→ **WRITTEN PROBLEM**: Pull every line containing "Finances" from the entries.

Recorded data

※ ※ ※

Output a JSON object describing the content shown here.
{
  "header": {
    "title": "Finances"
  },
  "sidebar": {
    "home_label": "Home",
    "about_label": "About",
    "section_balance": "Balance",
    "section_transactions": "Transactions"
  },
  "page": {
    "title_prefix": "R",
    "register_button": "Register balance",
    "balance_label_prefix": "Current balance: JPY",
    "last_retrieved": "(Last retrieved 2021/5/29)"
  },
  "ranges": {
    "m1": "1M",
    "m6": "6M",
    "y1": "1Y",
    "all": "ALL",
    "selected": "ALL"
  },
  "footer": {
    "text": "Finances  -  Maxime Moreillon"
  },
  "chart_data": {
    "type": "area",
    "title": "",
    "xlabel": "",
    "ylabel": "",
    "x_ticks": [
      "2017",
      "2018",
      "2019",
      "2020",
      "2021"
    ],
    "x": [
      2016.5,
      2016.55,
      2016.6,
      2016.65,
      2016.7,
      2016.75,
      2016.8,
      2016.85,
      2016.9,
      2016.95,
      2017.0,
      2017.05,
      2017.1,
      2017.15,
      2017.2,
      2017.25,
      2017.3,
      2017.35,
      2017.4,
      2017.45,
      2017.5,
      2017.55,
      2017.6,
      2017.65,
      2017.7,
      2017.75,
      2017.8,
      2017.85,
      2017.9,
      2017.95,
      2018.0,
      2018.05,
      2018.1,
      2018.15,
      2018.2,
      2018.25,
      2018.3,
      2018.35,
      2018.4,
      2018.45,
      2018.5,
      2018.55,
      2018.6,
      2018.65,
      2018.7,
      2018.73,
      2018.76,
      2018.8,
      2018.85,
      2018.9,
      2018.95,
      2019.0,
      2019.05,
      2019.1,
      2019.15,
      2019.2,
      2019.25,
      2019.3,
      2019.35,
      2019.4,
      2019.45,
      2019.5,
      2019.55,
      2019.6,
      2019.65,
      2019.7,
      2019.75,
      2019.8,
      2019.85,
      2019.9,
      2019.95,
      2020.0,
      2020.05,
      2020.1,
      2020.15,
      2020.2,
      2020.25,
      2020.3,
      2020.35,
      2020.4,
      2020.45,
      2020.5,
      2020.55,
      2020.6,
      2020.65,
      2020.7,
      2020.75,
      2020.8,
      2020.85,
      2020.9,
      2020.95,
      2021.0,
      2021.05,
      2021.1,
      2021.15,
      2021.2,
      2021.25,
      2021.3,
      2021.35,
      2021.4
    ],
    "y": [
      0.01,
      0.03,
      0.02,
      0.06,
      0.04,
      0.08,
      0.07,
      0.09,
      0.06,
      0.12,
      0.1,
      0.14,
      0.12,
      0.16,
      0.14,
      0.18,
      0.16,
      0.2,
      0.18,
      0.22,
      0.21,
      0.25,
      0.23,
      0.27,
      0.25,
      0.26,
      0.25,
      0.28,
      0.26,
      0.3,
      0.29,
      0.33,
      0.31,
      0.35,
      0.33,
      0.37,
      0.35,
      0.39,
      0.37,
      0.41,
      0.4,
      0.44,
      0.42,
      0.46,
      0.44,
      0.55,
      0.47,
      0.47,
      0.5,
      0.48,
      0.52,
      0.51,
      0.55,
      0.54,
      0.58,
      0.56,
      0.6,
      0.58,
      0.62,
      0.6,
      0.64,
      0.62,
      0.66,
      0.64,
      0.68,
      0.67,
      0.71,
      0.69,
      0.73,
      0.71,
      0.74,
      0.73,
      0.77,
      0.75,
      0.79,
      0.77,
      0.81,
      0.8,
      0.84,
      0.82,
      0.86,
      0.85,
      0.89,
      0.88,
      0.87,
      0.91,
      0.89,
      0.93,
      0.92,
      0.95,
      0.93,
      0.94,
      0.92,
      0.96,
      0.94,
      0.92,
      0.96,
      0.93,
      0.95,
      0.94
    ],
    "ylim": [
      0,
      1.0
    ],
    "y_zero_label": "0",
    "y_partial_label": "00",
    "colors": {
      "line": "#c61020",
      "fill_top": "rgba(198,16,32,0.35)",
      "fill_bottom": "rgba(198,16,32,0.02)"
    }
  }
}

※ ※ ※

→ **ANSWER TO THIS PROBLEM**:
    "title": "Finances"
    "text": "Finances  -  Maxime Moreillon"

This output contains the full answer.